— start of Records to process —
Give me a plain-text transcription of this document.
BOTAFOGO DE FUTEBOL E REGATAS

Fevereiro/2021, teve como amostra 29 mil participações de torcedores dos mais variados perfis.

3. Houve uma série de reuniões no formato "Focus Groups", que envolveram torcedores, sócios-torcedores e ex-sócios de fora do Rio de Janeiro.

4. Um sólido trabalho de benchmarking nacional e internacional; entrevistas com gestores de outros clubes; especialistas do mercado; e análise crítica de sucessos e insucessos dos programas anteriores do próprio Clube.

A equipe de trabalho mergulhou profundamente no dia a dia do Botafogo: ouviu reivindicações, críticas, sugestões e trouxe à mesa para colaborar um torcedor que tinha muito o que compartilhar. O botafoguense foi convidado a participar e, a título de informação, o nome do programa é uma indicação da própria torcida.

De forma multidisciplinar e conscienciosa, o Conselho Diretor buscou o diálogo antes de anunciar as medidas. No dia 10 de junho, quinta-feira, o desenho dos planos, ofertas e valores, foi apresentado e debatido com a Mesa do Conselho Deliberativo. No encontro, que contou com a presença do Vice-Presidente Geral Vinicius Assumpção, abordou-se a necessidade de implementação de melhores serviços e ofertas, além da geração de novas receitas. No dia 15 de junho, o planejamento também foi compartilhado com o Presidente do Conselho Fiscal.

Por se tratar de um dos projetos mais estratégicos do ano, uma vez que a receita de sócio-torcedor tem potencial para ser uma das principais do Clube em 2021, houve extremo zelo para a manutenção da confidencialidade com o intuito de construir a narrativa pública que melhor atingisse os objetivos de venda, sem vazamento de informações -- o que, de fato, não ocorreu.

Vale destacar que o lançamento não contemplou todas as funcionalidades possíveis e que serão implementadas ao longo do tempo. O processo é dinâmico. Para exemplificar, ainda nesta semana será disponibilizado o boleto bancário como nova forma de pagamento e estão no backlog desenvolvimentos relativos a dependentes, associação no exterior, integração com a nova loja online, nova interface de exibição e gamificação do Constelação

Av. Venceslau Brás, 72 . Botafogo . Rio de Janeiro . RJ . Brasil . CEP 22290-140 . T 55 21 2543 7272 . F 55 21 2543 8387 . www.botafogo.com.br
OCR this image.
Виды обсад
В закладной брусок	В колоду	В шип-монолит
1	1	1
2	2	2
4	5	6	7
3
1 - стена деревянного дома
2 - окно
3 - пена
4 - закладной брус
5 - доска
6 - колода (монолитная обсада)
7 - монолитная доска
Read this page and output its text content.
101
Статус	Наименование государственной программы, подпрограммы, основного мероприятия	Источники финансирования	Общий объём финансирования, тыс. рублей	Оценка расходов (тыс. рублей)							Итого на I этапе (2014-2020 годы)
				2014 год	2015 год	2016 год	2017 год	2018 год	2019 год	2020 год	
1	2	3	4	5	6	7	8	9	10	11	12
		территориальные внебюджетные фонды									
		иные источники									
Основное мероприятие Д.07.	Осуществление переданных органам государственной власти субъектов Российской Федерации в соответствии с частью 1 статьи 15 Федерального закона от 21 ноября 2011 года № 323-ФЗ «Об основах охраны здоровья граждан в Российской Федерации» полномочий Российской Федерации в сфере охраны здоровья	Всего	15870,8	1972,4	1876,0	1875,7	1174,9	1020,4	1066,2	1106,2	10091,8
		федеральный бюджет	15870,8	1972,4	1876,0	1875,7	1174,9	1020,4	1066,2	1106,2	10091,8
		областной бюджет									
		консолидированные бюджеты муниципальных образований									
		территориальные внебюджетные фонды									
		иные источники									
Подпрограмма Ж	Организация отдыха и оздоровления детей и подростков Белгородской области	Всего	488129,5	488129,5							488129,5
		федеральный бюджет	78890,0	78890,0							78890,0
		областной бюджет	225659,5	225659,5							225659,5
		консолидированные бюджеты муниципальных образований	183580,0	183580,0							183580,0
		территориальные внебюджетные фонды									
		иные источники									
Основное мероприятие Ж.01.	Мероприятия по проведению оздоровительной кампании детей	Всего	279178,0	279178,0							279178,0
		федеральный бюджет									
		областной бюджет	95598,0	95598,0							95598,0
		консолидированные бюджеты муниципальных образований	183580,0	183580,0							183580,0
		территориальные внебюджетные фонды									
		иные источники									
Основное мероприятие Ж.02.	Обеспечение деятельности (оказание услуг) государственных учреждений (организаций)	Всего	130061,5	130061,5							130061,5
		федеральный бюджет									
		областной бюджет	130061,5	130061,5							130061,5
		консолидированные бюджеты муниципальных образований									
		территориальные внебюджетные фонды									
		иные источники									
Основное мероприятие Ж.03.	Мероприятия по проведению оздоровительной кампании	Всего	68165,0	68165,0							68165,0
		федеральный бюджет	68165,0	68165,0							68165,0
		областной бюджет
— end of Records to process —
#### Exercise objective:
Take every line from the data that contains the word "кампании".

#### Full solution:
Основное мероприятие Ж.01.	Мероприятия по проведению оздоровительной кампании детей	Всего	279178,0	279178,0							279178,0
Основное мероприятие Ж.03.	Мероприятия по проведению оздоровительной кампании	Всего	68165,0	68165,0							68165,0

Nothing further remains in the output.